• **Dataset records on visual material**:
------------------------------------

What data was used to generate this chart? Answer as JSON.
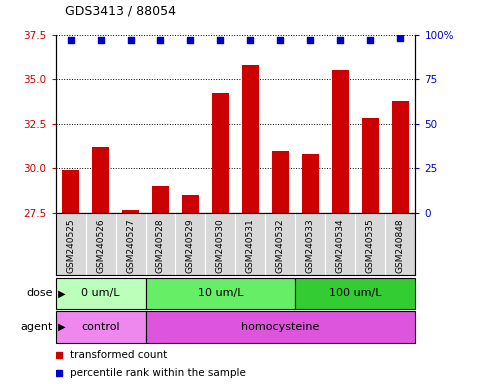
{
  "title": "GDS3413 / 88054",
  "samples": [
    "GSM240525",
    "GSM240526",
    "GSM240527",
    "GSM240528",
    "GSM240529",
    "GSM240530",
    "GSM240531",
    "GSM240532",
    "GSM240533",
    "GSM240534",
    "GSM240535",
    "GSM240848"
  ],
  "transformed_count": [
    29.9,
    31.2,
    27.7,
    29.0,
    28.5,
    34.2,
    35.8,
    31.0,
    30.8,
    35.5,
    32.8,
    33.8
  ],
  "percentile_rank": [
    97,
    97,
    97,
    97,
    97,
    97,
    97,
    97,
    97,
    97,
    97,
    98
  ],
  "ylim_left": [
    27.5,
    37.5
  ],
  "ylim_right": [
    0,
    100
  ],
  "yticks_left": [
    27.5,
    30.0,
    32.5,
    35.0,
    37.5
  ],
  "yticks_right": [
    0,
    25,
    50,
    75,
    100
  ],
  "bar_color": "#cc0000",
  "dot_color": "#0000cc",
  "dose_groups": [
    {
      "label": "0 um/L",
      "start": 0,
      "end": 3,
      "color": "#bbffbb"
    },
    {
      "label": "10 um/L",
      "start": 3,
      "end": 8,
      "color": "#66ee66"
    },
    {
      "label": "100 um/L",
      "start": 8,
      "end": 12,
      "color": "#33cc33"
    }
  ],
  "agent_groups": [
    {
      "label": "control",
      "start": 0,
      "end": 3,
      "color": "#ee88ee"
    },
    {
      "label": "homocysteine",
      "start": 3,
      "end": 12,
      "color": "#dd55dd"
    }
  ],
  "legend_items": [
    {
      "label": "transformed count",
      "color": "#cc0000"
    },
    {
      "label": "percentile rank within the sample",
      "color": "#0000cc"
    }
  ],
  "xlabel_dose": "dose",
  "xlabel_agent": "agent",
  "background_color": "#ffffff",
  "bar_bottom": 27.5,
  "xticklabel_bg": "#d8d8d8"
}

------------------------------------

Output the records above exactly as they are, leaving out the pictures.

• **Exercise output**:
What data was used to generate this chart? Answer as JSON.
{
  "title": "GDS3413 / 88054",
  "samples": [
    "GSM240525",
    "GSM240526",
    "GSM240527",
    "GSM240528",
    "GSM240529",
    "GSM240530",
    "GSM240531",
    "GSM240532",
    "GSM240533",
    "GSM240534",
    "GSM240535",
    "GSM240848"
  ],
  "transformed_count": [
    29.9,
    31.2,
    27.7,
    29.0,
    28.5,
    34.2,
    35.8,
    31.0,
    30.8,
    35.5,
    32.8,
    33.8
  ],
  "percentile_rank": [
    97,
    97,
    97,
    97,
    97,
    97,
    97,
    97,
    97,
    97,
    97,
    98
  ],
  "ylim_left": [
    27.5,
    37.5
  ],
  "ylim_right": [
    0,
    100
  ],
  "yticks_left": [
    27.5,
    30.0,
    32.5,
    35.0,
    37.5
  ],
  "yticks_right": [
    0,
    25,
    50,
    75,
    100
  ],
  "bar_color": "#cc0000",
  "dot_color": "#0000cc",
  "dose_groups": [
    {
      "label": "0 um/L",
      "start": 0,
      "end": 3,
      "color": "#bbffbb"
    },
    {
      "label": "10 um/L",
      "start": 3,
      "end": 8,
      "color": "#66ee66"
    },
    {
      "label": "100 um/L",
      "start": 8,
      "end": 12,
      "color": "#33cc33"
    }
  ],
  "agent_groups": [
    {
      "label": "control",
      "start": 0,
      "end": 3,
      "color": "#ee88ee"
    },
    {
      "label": "homocysteine",
      "start": 3,
      "end": 12,
      "color": "#dd55dd"
    }
  ],
  "legend_items": [
    {
      "label": "transformed count",
      "color": "#cc0000"
    },
    {
      "label": "percentile rank within the sample",
      "color": "#0000cc"
    }
  ],
  "xlabel_dose": "dose",
  "xlabel_agent": "agent",
  "background_color": "#ffffff",
  "bar_bottom": 27.5,
  "xticklabel_bg": "#d8d8d8"
}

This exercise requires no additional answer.